[Start]

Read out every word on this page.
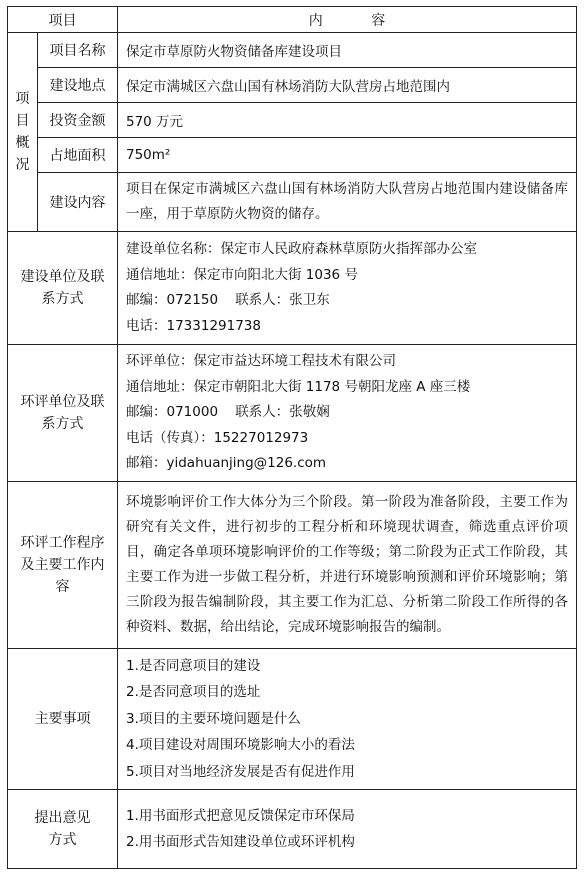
项目		内 容

项
目
概
况	项目名称	保定市草原防火物资储备库建设项目
	建设地点	保定市满城区六盘山国有林场消防大队营房占地范围内
	投资金额	570 万元
	占地面积	750m²
	建设内容	项目在保定市满城区六盘山国有林场消防大队营房占地范围内建设储备库一座，用于草原防火物资的储存。
建设单位及联系方式		建设单位名称：保定市人民政府森林草原防火指挥部办公室
通信地址：保定市向阳北大街 1036 号
邮编：072150    联系人：张卫东
电话：17331291738

环评单位及联系方式		环评单位：保定市益达环境工程技术有限公司
通信地址：保定市朝阳北大街 1178 号朝阳龙座 A 座三楼
邮编：071000    联系人：张敬娴
电话（传真）：15227012973
邮箱：yidahuanjing@126.com

环评工作程序及主要工作内容		环境影响评价工作大体分为三个阶段。第一阶段为准备阶段，主要工作为研究有关文件，进行初步的工程分析和环境现状调查，筛选重点评价项目，确定各单项环境影响评价的工作等级；第二阶段为正式工作阶段，其主要工作为进一步做工程分析，并进行环境影响预测和评价环境影响；第三阶段为报告编制阶段，其主要工作为汇总、分析第二阶段工作所得的各种资料、数据，给出结论，完成环境影响报告的编制。
主要事项		1.是否同意项目的建设
2.是否同意项目的选址
3.项目的主要环境问题是什么
4.项目建设对周围环境影响大小的看法
5.项目对当地经济发展是否有促进作用

提出意见方式		1.用书面形式把意见反馈保定市环保局
2.用书面形式告知建设单位或环评机构
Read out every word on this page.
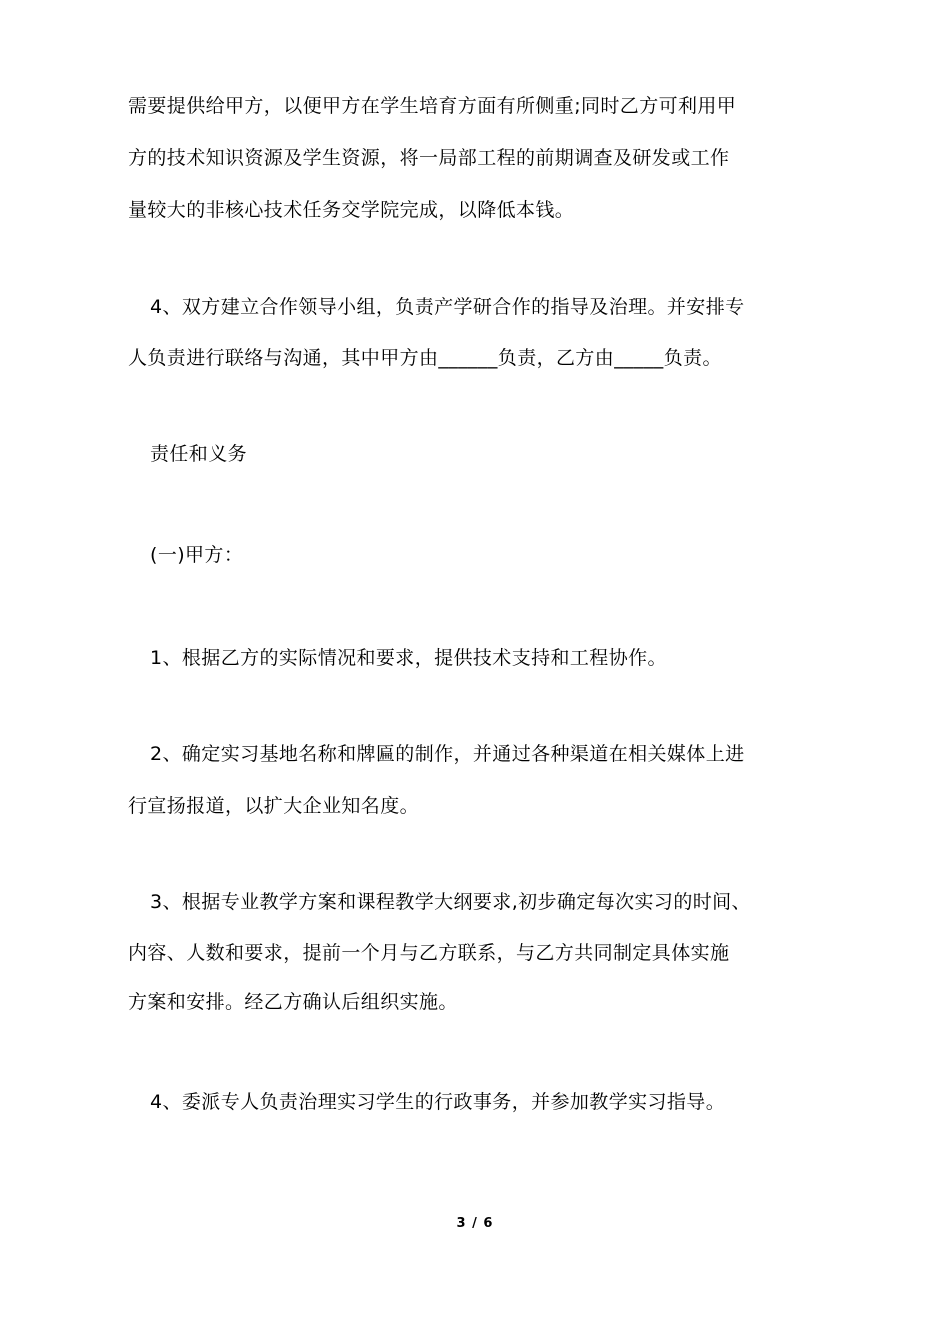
需要提供给甲方，以便甲方在学生培育方面有所侧重;同时乙方可利用甲
方的技术知识资源及学生资源，将一局部工程的前期调查及研发或工作
量较大的非核心技术任务交学院完成，以降低本钱。
4、双方建立合作领导小组，负责产学研合作的指导及治理。并安排专
人负责进行联络与沟通，其中甲方由______负责，乙方由_____负责。
责任和义务
(一)甲方：
1、根据乙方的实际情况和要求，提供技术支持和工程协作。
2、确定实习基地名称和牌匾的制作，并通过各种渠道在相关媒体上进
行宣扬报道，以扩大企业知名度。
3、根据专业教学方案和课程教学大纲要求,初步确定每次实习的时间、
内容、人数和要求，提前一个月与乙方联系，与乙方共同制定具体实施
方案和安排。经乙方确认后组织实施。
4、委派专人负责治理实习学生的行政事务，并参加教学实习指导。
3 / 6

[End]

:: TASK DETAILS ::
Reproduce the records verbatim, omitting all images they contain.

:: OUTPUT FOR THIS TASK ::
Read out every word on this page.
项目		内 容

项
目
概
况	项目名称	保定市草原防火物资储备库建设项目
	建设地点	保定市满城区六盘山国有林场消防大队营房占地范围内
	投资金额	570 万元
	占地面积	750m²
	建设内容	项目在保定市满城区六盘山国有林场消防大队营房占地范围内建设储备库一座，用于草原防火物资的储存。
建设单位及联系方式		建设单位名称：保定市人民政府森林草原防火指挥部办公室
通信地址：保定市向阳北大街 1036 号
邮编：072150    联系人：张卫东
电话：17331291738

环评单位及联系方式		环评单位：保定市益达环境工程技术有限公司
通信地址：保定市朝阳北大街 1178 号朝阳龙座 A 座三楼
邮编：071000    联系人：张敬娴
电话（传真）：15227012973
邮箱：yidahuanjing@126.com

环评工作程序及主要工作内容		环境影响评价工作大体分为三个阶段。第一阶段为准备阶段，主要工作为研究有关文件，进行初步的工程分析和环境现状调查，筛选重点评价项目，确定各单项环境影响评价的工作等级；第二阶段为正式工作阶段，其主要工作为进一步做工程分析，并进行环境影响预测和评价环境影响；第三阶段为报告编制阶段，其主要工作为汇总、分析第二阶段工作所得的各种资料、数据，给出结论，完成环境影响报告的编制。
主要事项		1.是否同意项目的建设
2.是否同意项目的选址
3.项目的主要环境问题是什么
4.项目建设对周围环境影响大小的看法
5.项目对当地经济发展是否有促进作用

提出意见方式		1.用书面形式把意见反馈保定市环保局
2.用书面形式告知建设单位或环评机构
Read out every word on this page.
需要提供给甲方，以便甲方在学生培育方面有所侧重;同时乙方可利用甲
方的技术知识资源及学生资源，将一局部工程的前期调查及研发或工作
量较大的非核心技术任务交学院完成，以降低本钱。
4、双方建立合作领导小组，负责产学研合作的指导及治理。并安排专
人负责进行联络与沟通，其中甲方由______负责，乙方由_____负责。
责任和义务
(一)甲方：
1、根据乙方的实际情况和要求，提供技术支持和工程协作。
2、确定实习基地名称和牌匾的制作，并通过各种渠道在相关媒体上进
行宣扬报道，以扩大企业知名度。
3、根据专业教学方案和课程教学大纲要求,初步确定每次实习的时间、
内容、人数和要求，提前一个月与乙方联系，与乙方共同制定具体实施
方案和安排。经乙方确认后组织实施。
4、委派专人负责治理实习学生的行政事务，并参加教学实习指导。
3 / 6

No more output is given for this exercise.